## START Dataset records
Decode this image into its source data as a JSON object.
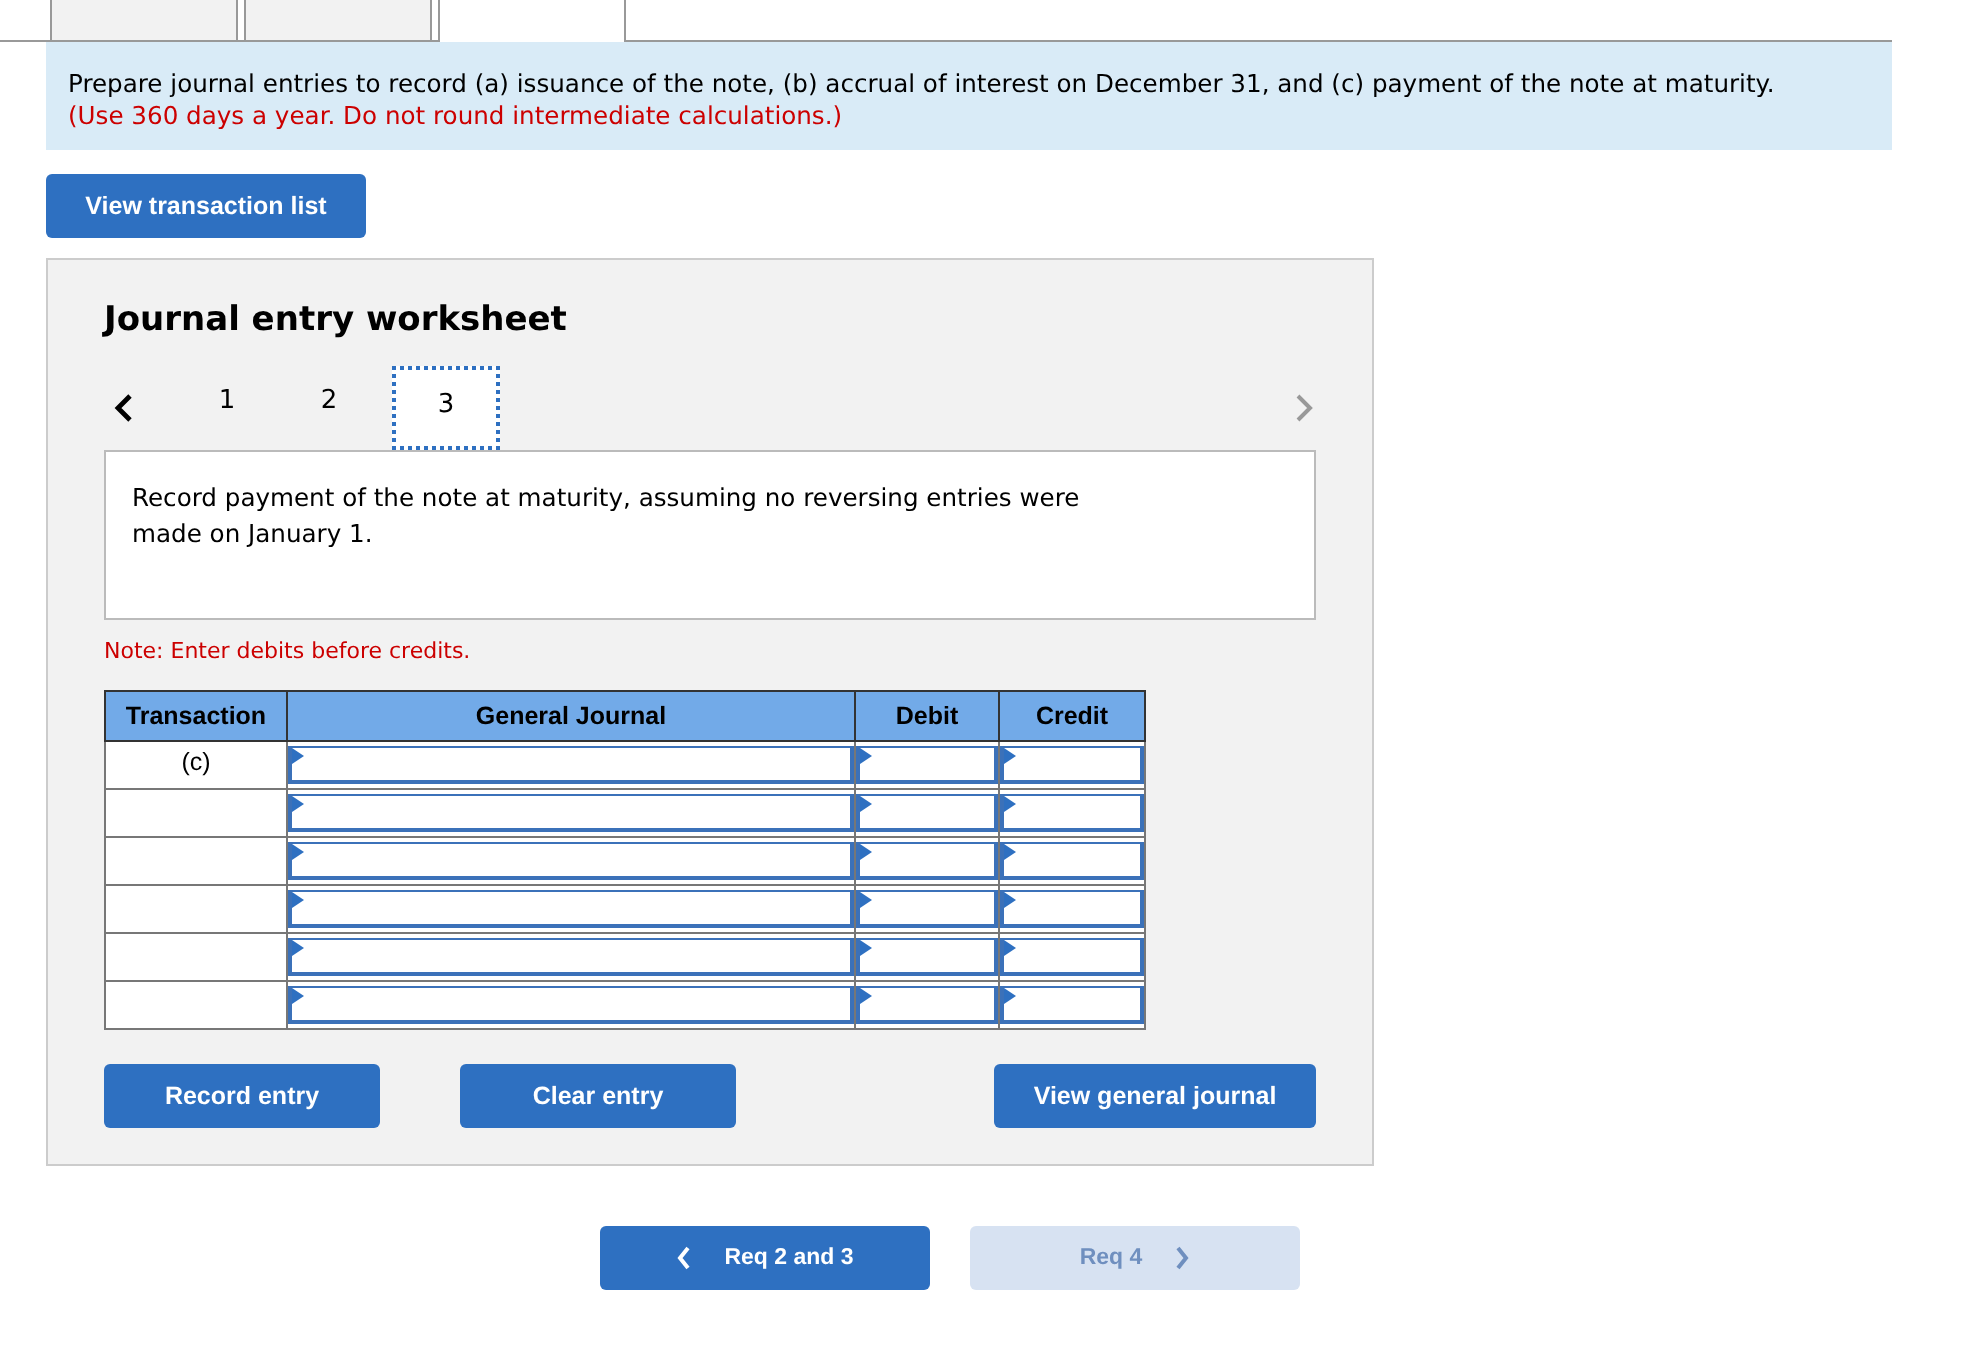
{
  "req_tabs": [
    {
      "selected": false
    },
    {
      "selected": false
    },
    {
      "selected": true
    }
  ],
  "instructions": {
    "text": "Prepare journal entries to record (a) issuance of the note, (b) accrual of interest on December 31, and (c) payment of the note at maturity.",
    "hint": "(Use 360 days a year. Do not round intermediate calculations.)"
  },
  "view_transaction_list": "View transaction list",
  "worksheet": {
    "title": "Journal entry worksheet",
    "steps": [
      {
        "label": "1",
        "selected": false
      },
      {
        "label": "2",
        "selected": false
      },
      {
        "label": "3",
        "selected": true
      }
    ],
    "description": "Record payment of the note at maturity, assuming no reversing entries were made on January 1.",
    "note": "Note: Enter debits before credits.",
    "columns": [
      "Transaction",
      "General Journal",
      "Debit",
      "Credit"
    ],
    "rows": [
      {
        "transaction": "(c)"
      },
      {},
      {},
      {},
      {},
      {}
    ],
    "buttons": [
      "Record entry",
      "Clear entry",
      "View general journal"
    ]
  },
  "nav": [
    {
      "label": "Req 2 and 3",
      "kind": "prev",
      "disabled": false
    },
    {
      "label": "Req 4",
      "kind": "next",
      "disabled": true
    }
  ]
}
## END Dataset records
## START Dataset records
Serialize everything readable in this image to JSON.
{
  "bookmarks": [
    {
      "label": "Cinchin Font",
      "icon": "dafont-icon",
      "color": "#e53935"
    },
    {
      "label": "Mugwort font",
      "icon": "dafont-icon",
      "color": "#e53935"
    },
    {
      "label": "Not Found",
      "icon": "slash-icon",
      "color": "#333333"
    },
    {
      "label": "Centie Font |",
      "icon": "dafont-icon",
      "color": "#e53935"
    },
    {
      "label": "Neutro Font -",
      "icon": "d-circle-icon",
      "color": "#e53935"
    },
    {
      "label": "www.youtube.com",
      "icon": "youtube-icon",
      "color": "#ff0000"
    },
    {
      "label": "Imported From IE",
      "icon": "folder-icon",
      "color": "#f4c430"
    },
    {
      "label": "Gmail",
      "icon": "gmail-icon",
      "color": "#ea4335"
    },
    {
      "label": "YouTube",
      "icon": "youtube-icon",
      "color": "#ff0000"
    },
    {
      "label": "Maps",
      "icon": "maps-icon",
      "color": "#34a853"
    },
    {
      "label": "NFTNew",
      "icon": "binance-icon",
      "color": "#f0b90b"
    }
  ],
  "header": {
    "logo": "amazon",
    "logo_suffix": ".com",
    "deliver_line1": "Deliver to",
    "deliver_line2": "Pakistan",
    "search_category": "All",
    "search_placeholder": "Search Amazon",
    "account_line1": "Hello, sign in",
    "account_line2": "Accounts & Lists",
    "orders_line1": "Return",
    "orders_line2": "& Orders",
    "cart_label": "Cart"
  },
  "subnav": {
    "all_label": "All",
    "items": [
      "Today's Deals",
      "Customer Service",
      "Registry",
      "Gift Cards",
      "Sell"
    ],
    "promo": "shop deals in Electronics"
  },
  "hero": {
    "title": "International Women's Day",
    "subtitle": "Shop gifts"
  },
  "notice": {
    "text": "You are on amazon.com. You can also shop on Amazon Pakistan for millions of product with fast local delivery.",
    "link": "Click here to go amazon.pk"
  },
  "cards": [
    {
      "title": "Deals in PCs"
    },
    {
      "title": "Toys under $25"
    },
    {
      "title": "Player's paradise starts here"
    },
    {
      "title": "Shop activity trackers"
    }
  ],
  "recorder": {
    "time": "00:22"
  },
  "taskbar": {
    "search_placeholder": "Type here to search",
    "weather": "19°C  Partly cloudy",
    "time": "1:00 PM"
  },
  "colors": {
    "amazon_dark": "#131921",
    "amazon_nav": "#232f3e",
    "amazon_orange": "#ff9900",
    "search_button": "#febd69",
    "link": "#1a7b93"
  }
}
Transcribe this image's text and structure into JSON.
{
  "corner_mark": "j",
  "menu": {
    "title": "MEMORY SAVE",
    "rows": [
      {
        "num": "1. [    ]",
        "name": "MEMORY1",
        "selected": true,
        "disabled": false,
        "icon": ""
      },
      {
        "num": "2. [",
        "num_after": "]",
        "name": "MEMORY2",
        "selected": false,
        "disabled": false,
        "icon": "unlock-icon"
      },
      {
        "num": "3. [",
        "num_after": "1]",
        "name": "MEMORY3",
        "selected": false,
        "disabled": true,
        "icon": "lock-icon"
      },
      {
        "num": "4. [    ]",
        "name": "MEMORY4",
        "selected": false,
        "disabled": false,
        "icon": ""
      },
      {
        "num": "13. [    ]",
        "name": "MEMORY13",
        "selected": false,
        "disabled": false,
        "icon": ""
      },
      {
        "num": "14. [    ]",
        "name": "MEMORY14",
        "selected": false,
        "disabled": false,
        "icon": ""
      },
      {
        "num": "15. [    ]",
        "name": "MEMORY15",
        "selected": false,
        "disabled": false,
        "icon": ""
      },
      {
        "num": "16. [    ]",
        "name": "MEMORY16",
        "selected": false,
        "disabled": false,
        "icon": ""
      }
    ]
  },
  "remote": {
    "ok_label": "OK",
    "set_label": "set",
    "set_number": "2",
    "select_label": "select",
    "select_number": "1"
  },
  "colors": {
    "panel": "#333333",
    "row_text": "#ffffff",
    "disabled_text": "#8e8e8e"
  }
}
## END Dataset records
## START Dataset records
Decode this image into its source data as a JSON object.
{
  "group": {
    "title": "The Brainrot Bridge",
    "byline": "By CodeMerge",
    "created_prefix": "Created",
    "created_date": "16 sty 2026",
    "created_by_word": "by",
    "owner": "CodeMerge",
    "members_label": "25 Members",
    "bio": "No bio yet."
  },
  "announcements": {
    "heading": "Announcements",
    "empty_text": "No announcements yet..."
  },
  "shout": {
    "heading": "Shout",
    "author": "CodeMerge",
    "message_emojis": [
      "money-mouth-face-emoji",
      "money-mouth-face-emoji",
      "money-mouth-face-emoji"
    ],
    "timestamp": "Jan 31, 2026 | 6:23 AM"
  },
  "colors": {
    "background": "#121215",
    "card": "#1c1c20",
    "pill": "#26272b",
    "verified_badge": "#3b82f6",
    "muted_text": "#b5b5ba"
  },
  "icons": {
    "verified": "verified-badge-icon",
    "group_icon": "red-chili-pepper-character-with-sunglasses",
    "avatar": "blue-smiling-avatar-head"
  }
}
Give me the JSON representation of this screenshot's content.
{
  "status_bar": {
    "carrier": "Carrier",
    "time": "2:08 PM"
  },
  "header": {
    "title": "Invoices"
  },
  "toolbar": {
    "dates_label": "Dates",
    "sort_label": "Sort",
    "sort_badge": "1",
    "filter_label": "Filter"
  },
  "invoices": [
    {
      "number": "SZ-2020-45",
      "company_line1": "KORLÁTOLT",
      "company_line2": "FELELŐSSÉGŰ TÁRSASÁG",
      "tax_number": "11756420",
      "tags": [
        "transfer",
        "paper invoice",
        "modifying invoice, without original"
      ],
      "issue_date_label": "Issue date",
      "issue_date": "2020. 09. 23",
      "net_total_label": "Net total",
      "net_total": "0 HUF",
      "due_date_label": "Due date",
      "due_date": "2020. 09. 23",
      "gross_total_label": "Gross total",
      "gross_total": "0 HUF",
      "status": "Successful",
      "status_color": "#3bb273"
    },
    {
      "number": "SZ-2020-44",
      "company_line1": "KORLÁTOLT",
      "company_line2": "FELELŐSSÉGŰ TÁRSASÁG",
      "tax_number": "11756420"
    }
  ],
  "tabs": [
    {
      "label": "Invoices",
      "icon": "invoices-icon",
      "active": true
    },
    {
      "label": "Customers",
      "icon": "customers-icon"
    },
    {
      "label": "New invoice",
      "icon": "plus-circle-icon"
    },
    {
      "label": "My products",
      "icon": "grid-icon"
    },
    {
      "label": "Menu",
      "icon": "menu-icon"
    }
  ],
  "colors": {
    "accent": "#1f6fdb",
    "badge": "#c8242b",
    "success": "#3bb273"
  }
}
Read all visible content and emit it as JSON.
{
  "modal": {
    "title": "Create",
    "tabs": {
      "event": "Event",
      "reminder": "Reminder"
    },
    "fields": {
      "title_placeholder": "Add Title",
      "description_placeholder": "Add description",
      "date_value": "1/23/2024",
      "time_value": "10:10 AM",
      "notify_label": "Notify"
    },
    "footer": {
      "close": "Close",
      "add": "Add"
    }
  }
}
## END Dataset records
• **Exercise objective**
Count how many lines above carry the word "heading". Only the number is required.

• **Correct response**
2